TASK REQUIREMENTS ::
Repeat each entry in full, exactly.
>> BEGIN DATA LINES
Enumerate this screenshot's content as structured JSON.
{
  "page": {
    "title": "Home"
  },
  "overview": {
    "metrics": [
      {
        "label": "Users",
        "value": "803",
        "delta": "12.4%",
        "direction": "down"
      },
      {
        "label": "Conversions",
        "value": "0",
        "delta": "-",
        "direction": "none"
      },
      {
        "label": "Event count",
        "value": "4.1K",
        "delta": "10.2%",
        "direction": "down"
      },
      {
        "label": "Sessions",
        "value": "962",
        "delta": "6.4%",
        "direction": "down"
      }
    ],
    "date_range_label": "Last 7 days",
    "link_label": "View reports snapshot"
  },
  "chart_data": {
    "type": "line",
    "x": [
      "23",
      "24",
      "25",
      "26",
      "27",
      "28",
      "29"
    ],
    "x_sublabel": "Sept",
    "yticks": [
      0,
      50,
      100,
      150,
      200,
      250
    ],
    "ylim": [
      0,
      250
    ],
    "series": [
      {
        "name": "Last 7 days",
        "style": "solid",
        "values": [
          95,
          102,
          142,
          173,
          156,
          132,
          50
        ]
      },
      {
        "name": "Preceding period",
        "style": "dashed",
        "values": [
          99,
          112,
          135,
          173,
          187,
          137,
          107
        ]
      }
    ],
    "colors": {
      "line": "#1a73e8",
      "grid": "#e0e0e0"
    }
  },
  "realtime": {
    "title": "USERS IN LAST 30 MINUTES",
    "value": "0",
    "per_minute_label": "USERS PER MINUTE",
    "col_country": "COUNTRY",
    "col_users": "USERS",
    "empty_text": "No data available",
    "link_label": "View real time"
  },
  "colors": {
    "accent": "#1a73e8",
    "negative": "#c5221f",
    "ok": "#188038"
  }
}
>> END DATA LINES
CORRECT RESULT ::
Enumerate this screenshot's content as structured JSON.
{
  "page": {
    "title": "Home"
  },
  "overview": {
    "metrics": [
      {
        "label": "Users",
        "value": "803",
        "delta": "12.4%",
        "direction": "down"
      },
      {
        "label": "Conversions",
        "value": "0",
        "delta": "-",
        "direction": "none"
      },
      {
        "label": "Event count",
        "value": "4.1K",
        "delta": "10.2%",
        "direction": "down"
      },
      {
        "label": "Sessions",
        "value": "962",
        "delta": "6.4%",
        "direction": "down"
      }
    ],
    "date_range_label": "Last 7 days",
    "link_label": "View reports snapshot"
  },
  "chart_data": {
    "type": "line",
    "x": [
      "23",
      "24",
      "25",
      "26",
      "27",
      "28",
      "29"
    ],
    "x_sublabel": "Sept",
    "yticks": [
      0,
      50,
      100,
      150,
      200,
      250
    ],
    "ylim": [
      0,
      250
    ],
    "series": [
      {
        "name": "Last 7 days",
        "style": "solid",
        "values": [
          95,
          102,
          142,
          173,
          156,
          132,
          50
        ]
      },
      {
        "name": "Preceding period",
        "style": "dashed",
        "values": [
          99,
          112,
          135,
          173,
          187,
          137,
          107
        ]
      }
    ],
    "colors": {
      "line": "#1a73e8",
      "grid": "#e0e0e0"
    }
  },
  "realtime": {
    "title": "USERS IN LAST 30 MINUTES",
    "value": "0",
    "per_minute_label": "USERS PER MINUTE",
    "col_country": "COUNTRY",
    "col_users": "USERS",
    "empty_text": "No data available",
    "link_label": "View real time"
  },
  "colors": {
    "accent": "#1a73e8",
    "negative": "#c5221f",
    "ok": "#188038"
  }
}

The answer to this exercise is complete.